- _OPDRACHT_: Werk de regels van de listing bij, beginnend bij de regel met "I need the location" en eindigend bij de regel met "For every button, label, input, icon, or", door "category-label" overal te vervangen door "categorie-label" en de rest ongewijzigd te laten. Laat de afbeeldingen weg in je antwoord.

==============================

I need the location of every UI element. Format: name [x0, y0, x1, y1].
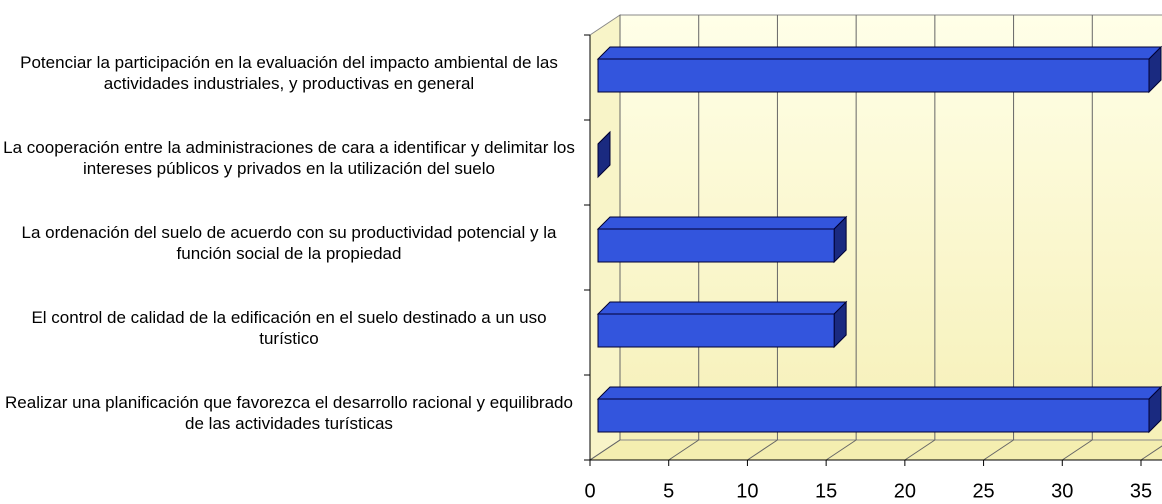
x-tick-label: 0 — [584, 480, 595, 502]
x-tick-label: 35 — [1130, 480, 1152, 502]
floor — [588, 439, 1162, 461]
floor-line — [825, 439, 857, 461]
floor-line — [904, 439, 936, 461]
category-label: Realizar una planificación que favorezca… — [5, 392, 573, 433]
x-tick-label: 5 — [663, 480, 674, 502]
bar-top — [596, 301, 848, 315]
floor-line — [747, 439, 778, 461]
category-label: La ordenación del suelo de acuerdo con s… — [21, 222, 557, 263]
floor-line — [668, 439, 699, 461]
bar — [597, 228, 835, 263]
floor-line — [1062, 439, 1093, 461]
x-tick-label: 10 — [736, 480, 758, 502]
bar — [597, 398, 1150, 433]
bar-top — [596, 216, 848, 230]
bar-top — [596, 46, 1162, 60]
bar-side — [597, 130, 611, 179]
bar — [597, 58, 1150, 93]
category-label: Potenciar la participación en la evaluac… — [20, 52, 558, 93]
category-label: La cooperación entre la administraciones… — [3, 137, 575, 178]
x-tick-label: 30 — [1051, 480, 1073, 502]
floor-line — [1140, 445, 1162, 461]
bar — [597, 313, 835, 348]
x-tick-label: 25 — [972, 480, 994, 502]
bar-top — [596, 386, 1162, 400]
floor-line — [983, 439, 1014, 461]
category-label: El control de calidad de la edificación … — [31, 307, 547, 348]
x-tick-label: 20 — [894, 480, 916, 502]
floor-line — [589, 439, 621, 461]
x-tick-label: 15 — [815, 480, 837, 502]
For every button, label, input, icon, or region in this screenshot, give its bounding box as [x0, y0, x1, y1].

==============================

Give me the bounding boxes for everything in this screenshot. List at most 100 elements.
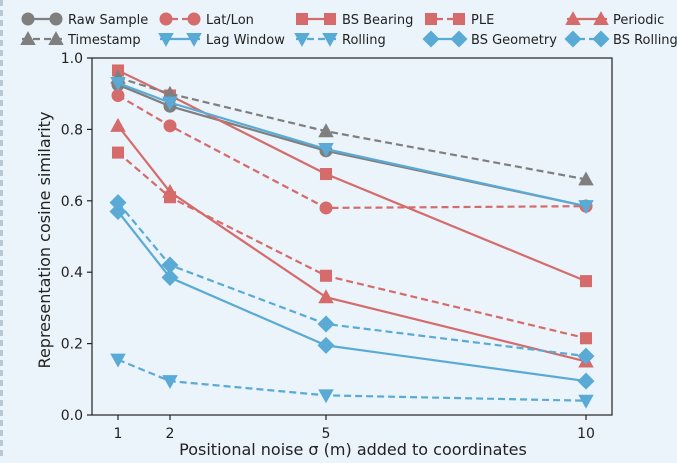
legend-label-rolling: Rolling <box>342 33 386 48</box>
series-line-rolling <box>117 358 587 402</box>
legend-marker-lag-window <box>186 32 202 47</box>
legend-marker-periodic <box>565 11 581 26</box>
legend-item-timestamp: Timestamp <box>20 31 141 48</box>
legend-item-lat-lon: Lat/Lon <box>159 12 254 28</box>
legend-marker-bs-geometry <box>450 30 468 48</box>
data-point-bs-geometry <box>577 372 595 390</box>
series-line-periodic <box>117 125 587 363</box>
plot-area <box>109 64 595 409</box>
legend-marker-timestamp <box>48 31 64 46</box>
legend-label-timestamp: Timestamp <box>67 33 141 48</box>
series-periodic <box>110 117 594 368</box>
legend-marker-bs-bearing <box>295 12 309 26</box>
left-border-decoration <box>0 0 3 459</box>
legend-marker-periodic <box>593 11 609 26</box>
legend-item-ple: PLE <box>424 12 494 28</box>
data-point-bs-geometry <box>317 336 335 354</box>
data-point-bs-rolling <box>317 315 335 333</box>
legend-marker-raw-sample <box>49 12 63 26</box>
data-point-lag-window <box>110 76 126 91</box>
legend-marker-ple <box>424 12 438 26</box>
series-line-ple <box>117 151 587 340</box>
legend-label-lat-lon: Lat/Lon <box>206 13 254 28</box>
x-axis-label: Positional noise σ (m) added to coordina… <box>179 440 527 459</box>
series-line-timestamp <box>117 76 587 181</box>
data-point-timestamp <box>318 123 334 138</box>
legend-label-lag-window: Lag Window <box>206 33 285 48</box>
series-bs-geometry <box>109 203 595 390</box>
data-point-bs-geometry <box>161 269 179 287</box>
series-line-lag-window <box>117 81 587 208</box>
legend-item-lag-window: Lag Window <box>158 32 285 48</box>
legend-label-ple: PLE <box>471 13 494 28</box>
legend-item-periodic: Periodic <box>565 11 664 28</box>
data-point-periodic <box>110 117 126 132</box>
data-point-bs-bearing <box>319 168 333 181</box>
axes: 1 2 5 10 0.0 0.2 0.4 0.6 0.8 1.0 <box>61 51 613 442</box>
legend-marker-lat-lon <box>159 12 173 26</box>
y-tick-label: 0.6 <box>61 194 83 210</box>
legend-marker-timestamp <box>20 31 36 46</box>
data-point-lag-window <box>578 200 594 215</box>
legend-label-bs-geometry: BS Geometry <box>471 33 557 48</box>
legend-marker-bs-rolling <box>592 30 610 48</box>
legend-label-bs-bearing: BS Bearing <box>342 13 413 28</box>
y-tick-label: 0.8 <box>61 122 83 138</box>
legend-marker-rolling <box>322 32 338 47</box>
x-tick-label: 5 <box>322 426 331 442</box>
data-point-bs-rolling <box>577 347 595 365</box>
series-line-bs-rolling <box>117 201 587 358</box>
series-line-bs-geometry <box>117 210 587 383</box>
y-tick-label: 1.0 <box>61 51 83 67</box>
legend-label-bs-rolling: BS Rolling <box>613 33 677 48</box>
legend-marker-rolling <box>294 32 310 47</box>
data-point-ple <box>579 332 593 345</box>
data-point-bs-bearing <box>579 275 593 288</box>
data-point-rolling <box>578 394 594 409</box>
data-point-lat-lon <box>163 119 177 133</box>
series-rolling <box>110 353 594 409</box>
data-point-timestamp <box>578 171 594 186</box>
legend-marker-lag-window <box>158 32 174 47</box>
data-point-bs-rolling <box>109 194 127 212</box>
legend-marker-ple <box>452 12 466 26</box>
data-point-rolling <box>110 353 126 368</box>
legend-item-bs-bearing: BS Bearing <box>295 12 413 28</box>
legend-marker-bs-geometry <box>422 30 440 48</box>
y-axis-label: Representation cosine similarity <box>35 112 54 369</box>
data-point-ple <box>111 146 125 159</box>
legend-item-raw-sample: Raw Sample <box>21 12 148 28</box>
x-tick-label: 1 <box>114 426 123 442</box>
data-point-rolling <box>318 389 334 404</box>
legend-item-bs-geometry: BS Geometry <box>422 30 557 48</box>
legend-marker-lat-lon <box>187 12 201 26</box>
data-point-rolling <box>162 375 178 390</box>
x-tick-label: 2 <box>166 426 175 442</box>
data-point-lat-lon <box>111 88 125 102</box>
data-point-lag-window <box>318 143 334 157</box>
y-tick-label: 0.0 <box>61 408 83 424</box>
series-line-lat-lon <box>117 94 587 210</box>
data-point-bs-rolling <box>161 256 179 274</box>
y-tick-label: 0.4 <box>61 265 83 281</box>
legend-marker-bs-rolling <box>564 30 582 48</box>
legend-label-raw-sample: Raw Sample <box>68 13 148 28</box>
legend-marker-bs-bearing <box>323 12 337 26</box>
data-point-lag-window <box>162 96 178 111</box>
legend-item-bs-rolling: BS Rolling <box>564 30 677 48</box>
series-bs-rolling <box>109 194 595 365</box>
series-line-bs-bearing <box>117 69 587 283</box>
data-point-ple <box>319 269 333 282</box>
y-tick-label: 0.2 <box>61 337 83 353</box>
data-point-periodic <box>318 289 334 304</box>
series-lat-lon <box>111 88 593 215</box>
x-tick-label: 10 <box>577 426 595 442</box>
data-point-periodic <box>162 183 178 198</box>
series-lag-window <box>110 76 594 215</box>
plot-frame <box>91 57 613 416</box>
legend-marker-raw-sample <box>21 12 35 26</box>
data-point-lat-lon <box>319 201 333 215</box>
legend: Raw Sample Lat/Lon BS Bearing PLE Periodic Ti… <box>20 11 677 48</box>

==============================

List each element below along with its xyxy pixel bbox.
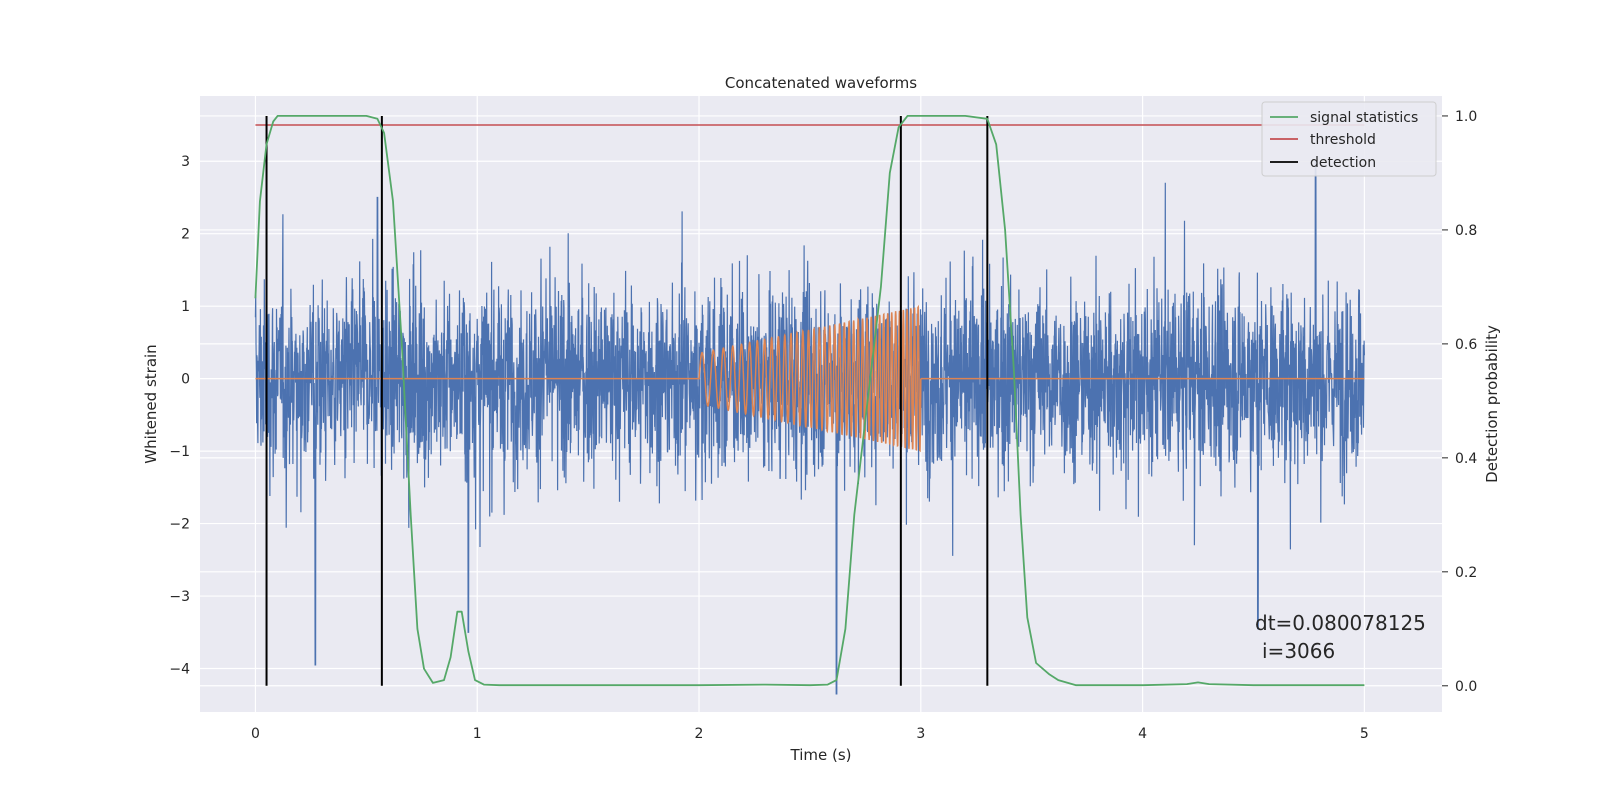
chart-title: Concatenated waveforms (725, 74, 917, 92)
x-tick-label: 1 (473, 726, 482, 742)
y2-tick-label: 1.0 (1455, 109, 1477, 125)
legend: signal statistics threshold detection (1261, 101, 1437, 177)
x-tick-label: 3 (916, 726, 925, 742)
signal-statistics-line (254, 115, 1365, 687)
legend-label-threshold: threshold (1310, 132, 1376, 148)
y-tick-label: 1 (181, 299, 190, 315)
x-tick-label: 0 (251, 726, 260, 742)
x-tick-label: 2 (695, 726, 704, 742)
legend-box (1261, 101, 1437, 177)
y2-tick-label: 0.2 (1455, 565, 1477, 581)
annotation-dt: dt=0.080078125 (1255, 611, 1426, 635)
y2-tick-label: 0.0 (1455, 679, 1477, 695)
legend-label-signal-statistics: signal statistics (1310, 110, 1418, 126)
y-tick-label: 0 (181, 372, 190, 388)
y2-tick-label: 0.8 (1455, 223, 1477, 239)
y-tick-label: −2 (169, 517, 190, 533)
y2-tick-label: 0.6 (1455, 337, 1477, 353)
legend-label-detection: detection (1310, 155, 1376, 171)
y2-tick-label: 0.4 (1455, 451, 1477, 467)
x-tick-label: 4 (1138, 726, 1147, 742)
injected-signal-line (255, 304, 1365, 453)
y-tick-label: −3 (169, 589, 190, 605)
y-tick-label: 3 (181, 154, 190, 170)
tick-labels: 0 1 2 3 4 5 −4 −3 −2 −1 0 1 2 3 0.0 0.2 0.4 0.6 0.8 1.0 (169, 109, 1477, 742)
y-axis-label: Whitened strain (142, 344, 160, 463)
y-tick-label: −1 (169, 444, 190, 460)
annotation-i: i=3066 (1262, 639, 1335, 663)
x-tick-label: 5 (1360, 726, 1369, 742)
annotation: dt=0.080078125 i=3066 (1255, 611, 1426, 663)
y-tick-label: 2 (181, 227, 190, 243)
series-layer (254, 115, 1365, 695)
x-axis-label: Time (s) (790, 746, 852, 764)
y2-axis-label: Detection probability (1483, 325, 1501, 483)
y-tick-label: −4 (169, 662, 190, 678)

==============================

- _ANTWOORD_:
I need the location of every UI element. Format: name [x0, y0, x1, y1].
x-tick-label: 0 — [584, 480, 595, 502]
x-tick-label: 35 — [1130, 480, 1152, 502]
floor — [588, 439, 1162, 461]
floor-line — [825, 439, 857, 461]
floor-line — [904, 439, 936, 461]
categorie-label: Realizar una planificación que favorezca… — [5, 392, 573, 433]
x-tick-label: 5 — [663, 480, 674, 502]
bar-top — [596, 301, 848, 315]
floor-line — [747, 439, 778, 461]
categorie-label: La ordenación del suelo de acuerdo con s… — [21, 222, 557, 263]
floor-line — [668, 439, 699, 461]
bar — [597, 228, 835, 263]
floor-line — [1062, 439, 1093, 461]
x-tick-label: 10 — [736, 480, 758, 502]
bar — [597, 398, 1150, 433]
bar-top — [596, 216, 848, 230]
bar-top — [596, 46, 1162, 60]
bar-side — [597, 130, 611, 179]
bar — [597, 58, 1150, 93]
categorie-label: Potenciar la participación en la evaluac… — [20, 52, 558, 93]
categorie-label: La cooperación entre la administraciones… — [3, 137, 575, 178]
x-tick-label: 30 — [1051, 480, 1073, 502]
floor-line — [1140, 445, 1162, 461]
bar — [597, 313, 835, 348]
x-tick-label: 25 — [972, 480, 994, 502]
bar-top — [596, 386, 1162, 400]
floor-line — [983, 439, 1014, 461]
categorie-label: El control de calidad de la edificación … — [31, 307, 547, 348]
x-tick-label: 20 — [894, 480, 916, 502]
floor-line — [589, 439, 621, 461]
x-tick-label: 15 — [815, 480, 837, 502]
For every button, label, input, icon, or region in this screenshot, give its bounding box as [x0, y0, x1, y1].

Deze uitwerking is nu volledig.